Items

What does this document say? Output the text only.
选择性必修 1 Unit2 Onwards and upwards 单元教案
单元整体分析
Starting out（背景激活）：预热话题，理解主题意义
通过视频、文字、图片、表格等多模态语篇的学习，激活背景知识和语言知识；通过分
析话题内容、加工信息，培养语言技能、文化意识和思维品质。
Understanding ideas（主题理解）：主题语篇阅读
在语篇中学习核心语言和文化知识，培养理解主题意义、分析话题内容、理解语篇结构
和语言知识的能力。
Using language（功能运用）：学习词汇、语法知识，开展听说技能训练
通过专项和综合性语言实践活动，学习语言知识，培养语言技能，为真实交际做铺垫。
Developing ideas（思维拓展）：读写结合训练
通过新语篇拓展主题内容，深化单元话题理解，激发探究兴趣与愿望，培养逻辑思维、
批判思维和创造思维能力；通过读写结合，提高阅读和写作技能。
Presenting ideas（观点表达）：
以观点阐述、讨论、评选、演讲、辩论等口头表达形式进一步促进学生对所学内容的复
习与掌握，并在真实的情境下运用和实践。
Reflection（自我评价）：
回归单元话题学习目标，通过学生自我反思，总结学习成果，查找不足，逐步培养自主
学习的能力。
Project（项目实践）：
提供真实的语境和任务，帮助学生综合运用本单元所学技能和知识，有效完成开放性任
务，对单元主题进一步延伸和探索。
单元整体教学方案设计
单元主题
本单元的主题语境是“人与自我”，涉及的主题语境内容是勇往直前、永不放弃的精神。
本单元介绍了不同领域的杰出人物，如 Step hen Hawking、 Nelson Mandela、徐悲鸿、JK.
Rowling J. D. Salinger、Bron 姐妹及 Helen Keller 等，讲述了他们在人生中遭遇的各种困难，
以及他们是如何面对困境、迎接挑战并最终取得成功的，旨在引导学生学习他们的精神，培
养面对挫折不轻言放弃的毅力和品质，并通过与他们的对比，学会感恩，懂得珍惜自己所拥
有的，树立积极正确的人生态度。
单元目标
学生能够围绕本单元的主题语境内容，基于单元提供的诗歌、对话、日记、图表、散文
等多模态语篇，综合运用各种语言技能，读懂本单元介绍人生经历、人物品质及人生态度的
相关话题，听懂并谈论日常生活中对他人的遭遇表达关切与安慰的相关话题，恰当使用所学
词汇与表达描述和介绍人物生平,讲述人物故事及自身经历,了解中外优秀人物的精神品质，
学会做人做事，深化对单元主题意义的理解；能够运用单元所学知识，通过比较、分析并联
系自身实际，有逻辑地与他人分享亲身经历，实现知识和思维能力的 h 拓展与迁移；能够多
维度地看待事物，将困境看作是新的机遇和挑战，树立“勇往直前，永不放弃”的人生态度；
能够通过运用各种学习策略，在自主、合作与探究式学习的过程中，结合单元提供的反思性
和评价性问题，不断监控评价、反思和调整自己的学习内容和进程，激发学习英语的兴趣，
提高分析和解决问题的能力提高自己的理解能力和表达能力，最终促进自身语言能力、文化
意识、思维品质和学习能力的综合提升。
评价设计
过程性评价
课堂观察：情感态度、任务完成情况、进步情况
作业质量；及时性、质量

Work to do
Exactly as written above, please repeat the entries.

Reply
What does this document say? Output the text only.
选择性必修 1 Unit2 Onwards and upwards 单元教案
单元整体分析
Starting out（背景激活）：预热话题，理解主题意义
通过视频、文字、图片、表格等多模态语篇的学习，激活背景知识和语言知识；通过分
析话题内容、加工信息，培养语言技能、文化意识和思维品质。
Understanding ideas（主题理解）：主题语篇阅读
在语篇中学习核心语言和文化知识，培养理解主题意义、分析话题内容、理解语篇结构
和语言知识的能力。
Using language（功能运用）：学习词汇、语法知识，开展听说技能训练
通过专项和综合性语言实践活动，学习语言知识，培养语言技能，为真实交际做铺垫。
Developing ideas（思维拓展）：读写结合训练
通过新语篇拓展主题内容，深化单元话题理解，激发探究兴趣与愿望，培养逻辑思维、
批判思维和创造思维能力；通过读写结合，提高阅读和写作技能。
Presenting ideas（观点表达）：
以观点阐述、讨论、评选、演讲、辩论等口头表达形式进一步促进学生对所学内容的复
习与掌握，并在真实的情境下运用和实践。
Reflection（自我评价）：
回归单元话题学习目标，通过学生自我反思，总结学习成果，查找不足，逐步培养自主
学习的能力。
Project（项目实践）：
提供真实的语境和任务，帮助学生综合运用本单元所学技能和知识，有效完成开放性任
务，对单元主题进一步延伸和探索。
单元整体教学方案设计
单元主题
本单元的主题语境是“人与自我”，涉及的主题语境内容是勇往直前、永不放弃的精神。
本单元介绍了不同领域的杰出人物，如 Step hen Hawking、 Nelson Mandela、徐悲鸿、JK.
Rowling J. D. Salinger、Bron 姐妹及 Helen Keller 等，讲述了他们在人生中遭遇的各种困难，
以及他们是如何面对困境、迎接挑战并最终取得成功的，旨在引导学生学习他们的精神，培
养面对挫折不轻言放弃的毅力和品质，并通过与他们的对比，学会感恩，懂得珍惜自己所拥
有的，树立积极正确的人生态度。
单元目标
学生能够围绕本单元的主题语境内容，基于单元提供的诗歌、对话、日记、图表、散文
等多模态语篇，综合运用各种语言技能，读懂本单元介绍人生经历、人物品质及人生态度的
相关话题，听懂并谈论日常生活中对他人的遭遇表达关切与安慰的相关话题，恰当使用所学
词汇与表达描述和介绍人物生平,讲述人物故事及自身经历,了解中外优秀人物的精神品质，
学会做人做事，深化对单元主题意义的理解；能够运用单元所学知识，通过比较、分析并联
系自身实际，有逻辑地与他人分享亲身经历，实现知识和思维能力的 h 拓展与迁移；能够多
维度地看待事物，将困境看作是新的机遇和挑战，树立“勇往直前，永不放弃”的人生态度；
能够通过运用各种学习策略，在自主、合作与探究式学习的过程中，结合单元提供的反思性
和评价性问题，不断监控评价、反思和调整自己的学习内容和进程，激发学习英语的兴趣，
提高分析和解决问题的能力提高自己的理解能力和表达能力，最终促进自身语言能力、文化
意识、思维品质和学习能力的综合提升。
评价设计
过程性评价
课堂观察：情感态度、任务完成情况、进步情况
作业质量；及时性、质量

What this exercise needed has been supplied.